* **What to produce**:
Copy every line of the listing below with no changes, leaving out the pictures.

* **Material for this task**:

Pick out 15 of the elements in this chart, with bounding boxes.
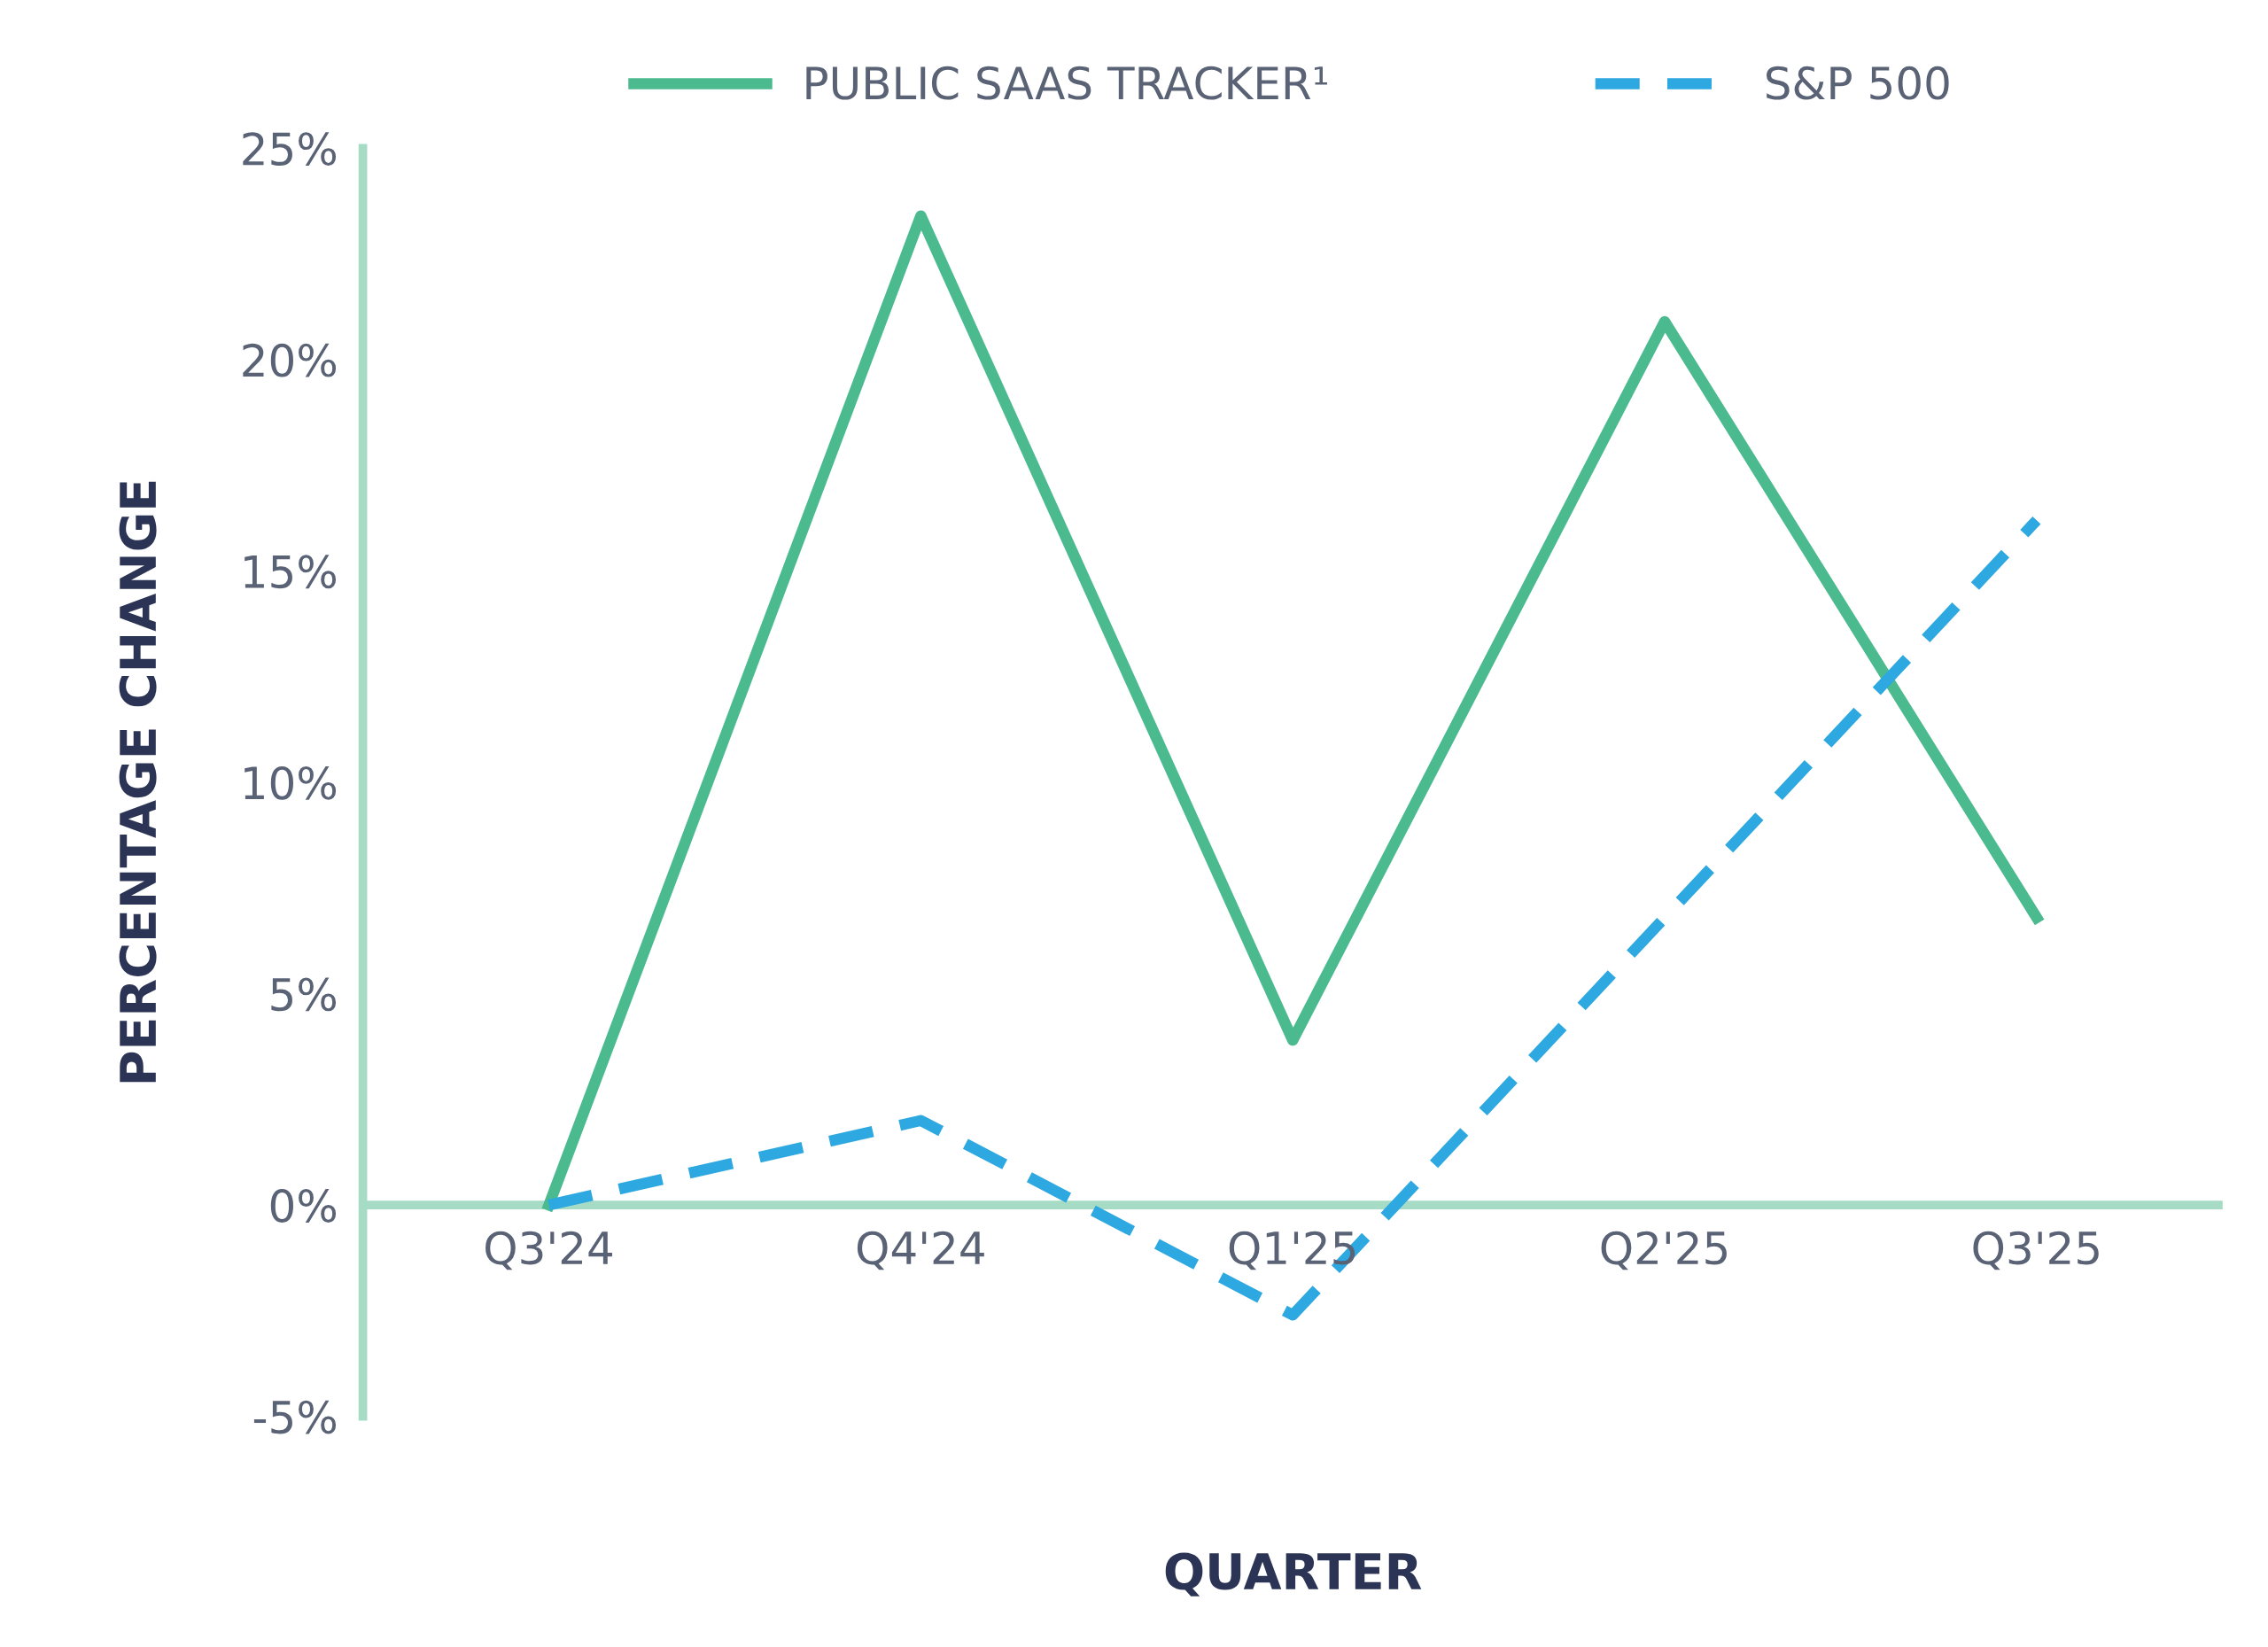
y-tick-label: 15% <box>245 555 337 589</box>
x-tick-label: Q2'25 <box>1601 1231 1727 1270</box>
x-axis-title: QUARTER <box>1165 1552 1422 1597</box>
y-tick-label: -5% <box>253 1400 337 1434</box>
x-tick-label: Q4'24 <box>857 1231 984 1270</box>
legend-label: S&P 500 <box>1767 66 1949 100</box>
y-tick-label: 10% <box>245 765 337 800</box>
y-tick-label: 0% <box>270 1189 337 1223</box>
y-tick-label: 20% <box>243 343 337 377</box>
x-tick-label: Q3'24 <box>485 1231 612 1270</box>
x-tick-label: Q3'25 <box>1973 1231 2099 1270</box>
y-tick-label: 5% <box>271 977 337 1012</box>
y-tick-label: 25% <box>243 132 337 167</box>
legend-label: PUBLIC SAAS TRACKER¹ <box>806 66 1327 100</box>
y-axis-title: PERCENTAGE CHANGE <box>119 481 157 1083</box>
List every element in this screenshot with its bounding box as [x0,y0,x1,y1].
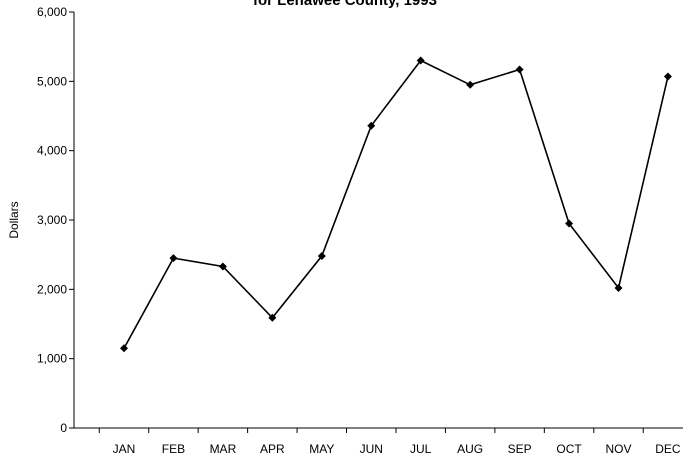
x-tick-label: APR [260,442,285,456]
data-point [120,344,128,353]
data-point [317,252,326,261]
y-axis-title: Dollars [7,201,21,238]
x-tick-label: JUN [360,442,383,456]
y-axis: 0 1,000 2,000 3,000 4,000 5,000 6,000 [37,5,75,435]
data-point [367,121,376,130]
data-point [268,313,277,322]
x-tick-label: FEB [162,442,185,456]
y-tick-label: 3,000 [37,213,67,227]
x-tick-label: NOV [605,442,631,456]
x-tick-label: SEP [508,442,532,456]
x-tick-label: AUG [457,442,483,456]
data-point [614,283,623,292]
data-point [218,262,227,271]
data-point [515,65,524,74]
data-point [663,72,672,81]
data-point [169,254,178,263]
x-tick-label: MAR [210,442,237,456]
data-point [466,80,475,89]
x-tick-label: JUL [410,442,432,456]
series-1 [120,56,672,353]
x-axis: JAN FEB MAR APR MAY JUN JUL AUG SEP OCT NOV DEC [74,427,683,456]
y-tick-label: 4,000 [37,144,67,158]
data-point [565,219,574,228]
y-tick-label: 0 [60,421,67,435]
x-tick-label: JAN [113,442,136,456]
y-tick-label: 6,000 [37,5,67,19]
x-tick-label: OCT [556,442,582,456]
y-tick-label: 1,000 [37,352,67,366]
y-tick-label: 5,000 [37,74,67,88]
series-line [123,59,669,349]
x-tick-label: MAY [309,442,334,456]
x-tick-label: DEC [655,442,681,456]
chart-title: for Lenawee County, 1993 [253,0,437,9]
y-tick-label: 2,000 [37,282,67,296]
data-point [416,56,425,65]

* **Response**:
Pick out 15 of the elements in this chart, with bounding boxes.
y-tick-label: 15% <box>245 555 337 589</box>
x-tick-label: Q2'25 <box>1601 1231 1727 1270</box>
x-axis-title: QUARTER <box>1165 1552 1422 1597</box>
y-tick-label: -5% <box>253 1400 337 1434</box>
x-tick-label: Q4'24 <box>857 1231 984 1270</box>
legend-label: S&P 500 <box>1767 66 1949 100</box>
y-tick-label: 10% <box>245 765 337 800</box>
y-tick-label: 0% <box>270 1189 337 1223</box>
y-tick-label: 20% <box>243 343 337 377</box>
x-tick-label: Q3'24 <box>485 1231 612 1270</box>
x-tick-label: Q3'25 <box>1973 1231 2099 1270</box>
y-tick-label: 5% <box>271 977 337 1012</box>
y-tick-label: 25% <box>243 132 337 167</box>
legend-label: PUBLIC SAAS TRACKER¹ <box>806 66 1327 100</box>
y-axis-title: PERCENTAGE CHANGE <box>119 481 157 1083</box>
List every element in this screenshot with its bounding box as [x0,y0,x1,y1].
x-tick-label: APR [260,442,285,456]
data-point [120,344,128,353]
data-point [317,252,326,261]
y-axis-title: Dollars [7,201,21,238]
x-tick-label: JUN [360,442,383,456]
y-axis: 0 1,000 2,000 3,000 4,000 5,000 6,000 [37,5,75,435]
data-point [367,121,376,130]
data-point [268,313,277,322]
x-tick-label: FEB [162,442,185,456]
y-tick-label: 3,000 [37,213,67,227]
x-tick-label: NOV [605,442,631,456]
x-tick-label: SEP [508,442,532,456]
x-tick-label: AUG [457,442,483,456]
data-point [614,283,623,292]
data-point [218,262,227,271]
data-point [515,65,524,74]
data-point [663,72,672,81]
data-point [169,254,178,263]
x-tick-label: MAR [210,442,237,456]
data-point [466,80,475,89]
x-tick-label: JUL [410,442,432,456]
series-1 [120,56,672,353]
x-axis: JAN FEB MAR APR MAY JUN JUL AUG SEP OCT NOV DEC [74,427,683,456]
y-tick-label: 4,000 [37,144,67,158]
data-point [565,219,574,228]
y-tick-label: 0 [60,421,67,435]
x-tick-label: JAN [113,442,136,456]
y-tick-label: 6,000 [37,5,67,19]
x-tick-label: OCT [556,442,582,456]
y-tick-label: 1,000 [37,352,67,366]
y-tick-label: 5,000 [37,74,67,88]
series-line [123,59,669,349]
x-tick-label: MAY [309,442,334,456]
x-tick-label: DEC [655,442,681,456]
chart-title: for Lenawee County, 1993 [253,0,437,9]
y-tick-label: 2,000 [37,282,67,296]
data-point [416,56,425,65]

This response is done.